┏━━

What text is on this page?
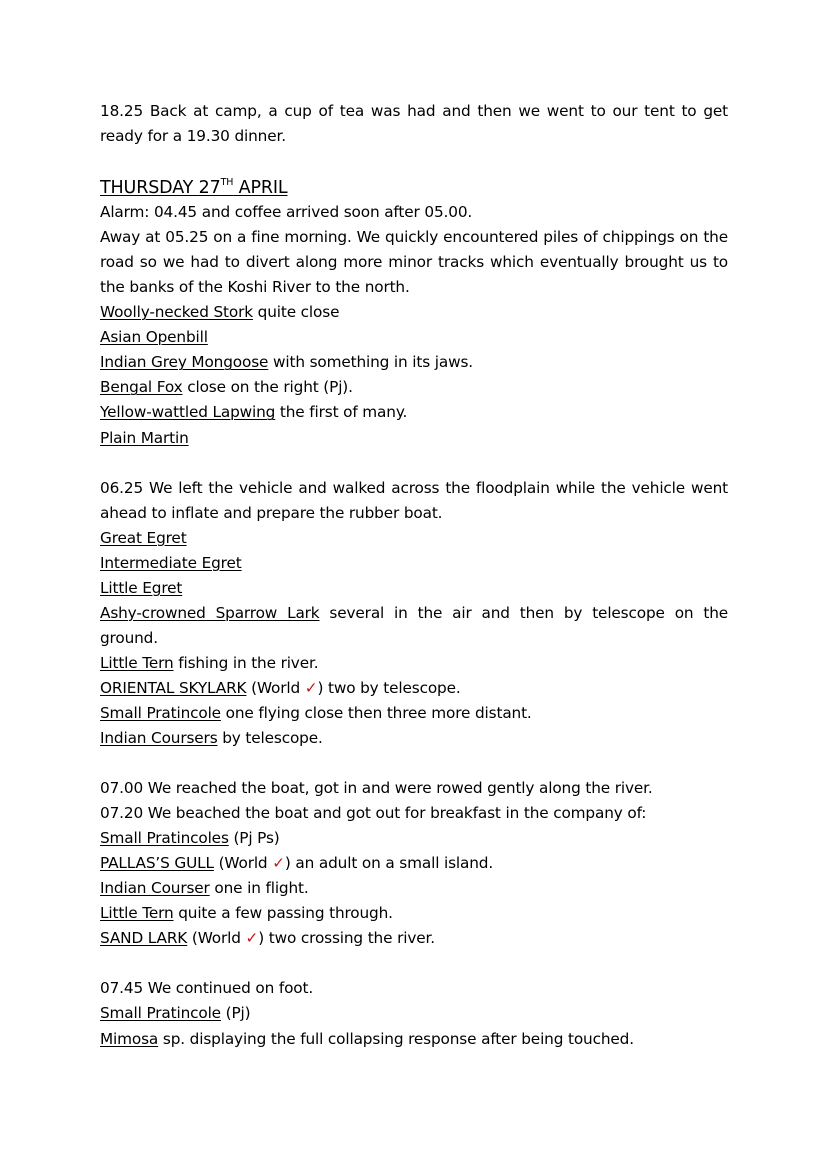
18.25 Back at camp, a cup of tea was had and then we went to our tent to get
ready for a 19.30 dinner.
THURSDAY 27TH APRIL
Alarm: 04.45 and coffee arrived soon after 05.00.
Away at 05.25 on a fine morning. We quickly encountered piles of chippings on the
road so we had to divert along more minor tracks which eventually brought us to
the banks of the Koshi River to the north.
Woolly-necked Stork quite close
Asian Openbill
Indian Grey Mongoose with something in its jaws.
Bengal Fox close on the right (Pj).
Yellow-wattled Lapwing the first of many.
Plain Martin
06.25 We left the vehicle and walked across the floodplain while the vehicle went
ahead to inflate and prepare the rubber boat.
Great Egret
Intermediate Egret
Little Egret
Ashy-crowned Sparrow Lark several in the air and then by telescope on the
ground.
Little Tern fishing in the river.
ORIENTAL SKYLARK (World ✓) two by telescope.
Small Pratincole one flying close then three more distant.
Indian Coursers by telescope.
07.00 We reached the boat, got in and were rowed gently along the river.
07.20 We beached the boat and got out for breakfast in the company of:
Small Pratincoles (Pj Ps)
PALLAS’S GULL (World ✓) an adult on a small island.
Indian Courser one in flight.
Little Tern quite a few passing through.
SAND LARK (World ✓) two crossing the river.
07.45 We continued on foot.
Small Pratincole (Pj)
Mimosa sp. displaying the full collapsing response after being touched.
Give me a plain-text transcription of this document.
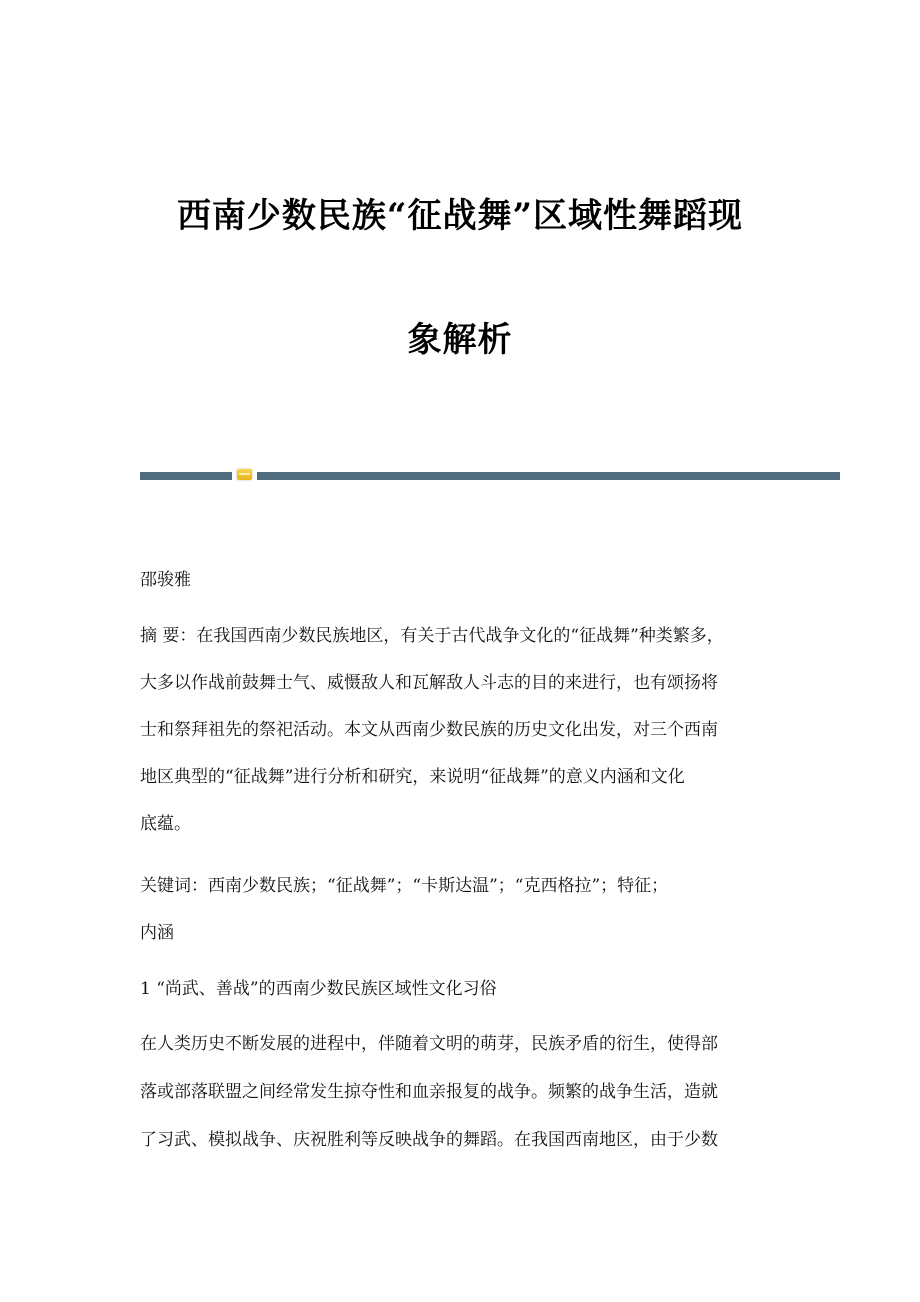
西南少数民族“征战舞”区域性舞蹈现
象解析
邵骏雅
摘 要：在我国西南少数民族地区，有关于古代战争文化的“征战舞”种类繁多，
大多以作战前鼓舞士气、威慑敌人和瓦解敌人斗志的目的来进行，也有颂扬将
士和祭拜祖先的祭祀活动。本文从西南少数民族的历史文化出发，对三个西南
地区典型的“征战舞”进行分析和研究，来说明“征战舞”的意义内涵和文化
底蕴。
关键词：西南少数民族；“征战舞”；“卡斯达温”；“克西格拉”；特征；
内涵
1 “尚武、善战”的西南少数民族区域性文化习俗
在人类历史不断发展的进程中，伴随着文明的萌芽，民族矛盾的衍生，使得部
落或部落联盟之间经常发生掠夺性和血亲报复的战争。频繁的战争生活，造就
了习武、模拟战争、庆祝胜利等反映战争的舞蹈。在我国西南地区，由于少数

┗━━

Return the listing above in full and without alteration, excluding its pictures.

What text is on this page?
18.25 Back at camp, a cup of tea was had and then we went to our tent to get
ready for a 19.30 dinner.
THURSDAY 27TH APRIL
Alarm: 04.45 and coffee arrived soon after 05.00.
Away at 05.25 on a fine morning. We quickly encountered piles of chippings on the
road so we had to divert along more minor tracks which eventually brought us to
the banks of the Koshi River to the north.
Woolly-necked Stork quite close
Asian Openbill
Indian Grey Mongoose with something in its jaws.
Bengal Fox close on the right (Pj).
Yellow-wattled Lapwing the first of many.
Plain Martin
06.25 We left the vehicle and walked across the floodplain while the vehicle went
ahead to inflate and prepare the rubber boat.
Great Egret
Intermediate Egret
Little Egret
Ashy-crowned Sparrow Lark several in the air and then by telescope on the
ground.
Little Tern fishing in the river.
ORIENTAL SKYLARK (World ✓) two by telescope.
Small Pratincole one flying close then three more distant.
Indian Coursers by telescope.
07.00 We reached the boat, got in and were rowed gently along the river.
07.20 We beached the boat and got out for breakfast in the company of:
Small Pratincoles (Pj Ps)
PALLAS’S GULL (World ✓) an adult on a small island.
Indian Courser one in flight.
Little Tern quite a few passing through.
SAND LARK (World ✓) two crossing the river.
07.45 We continued on foot.
Small Pratincole (Pj)
Mimosa sp. displaying the full collapsing response after being touched.
Give me a plain-text transcription of this document.
西南少数民族“征战舞”区域性舞蹈现
象解析
邵骏雅
摘 要：在我国西南少数民族地区，有关于古代战争文化的“征战舞”种类繁多，
大多以作战前鼓舞士气、威慑敌人和瓦解敌人斗志的目的来进行，也有颂扬将
士和祭拜祖先的祭祀活动。本文从西南少数民族的历史文化出发，对三个西南
地区典型的“征战舞”进行分析和研究，来说明“征战舞”的意义内涵和文化
底蕴。
关键词：西南少数民族；“征战舞”；“卡斯达温”；“克西格拉”；特征；
内涵
1 “尚武、善战”的西南少数民族区域性文化习俗
在人类历史不断发展的进程中，伴随着文明的萌芽，民族矛盾的衍生，使得部
落或部落联盟之间经常发生掠夺性和血亲报复的战争。频繁的战争生活，造就
了习武、模拟战争、庆祝胜利等反映战争的舞蹈。在我国西南地区，由于少数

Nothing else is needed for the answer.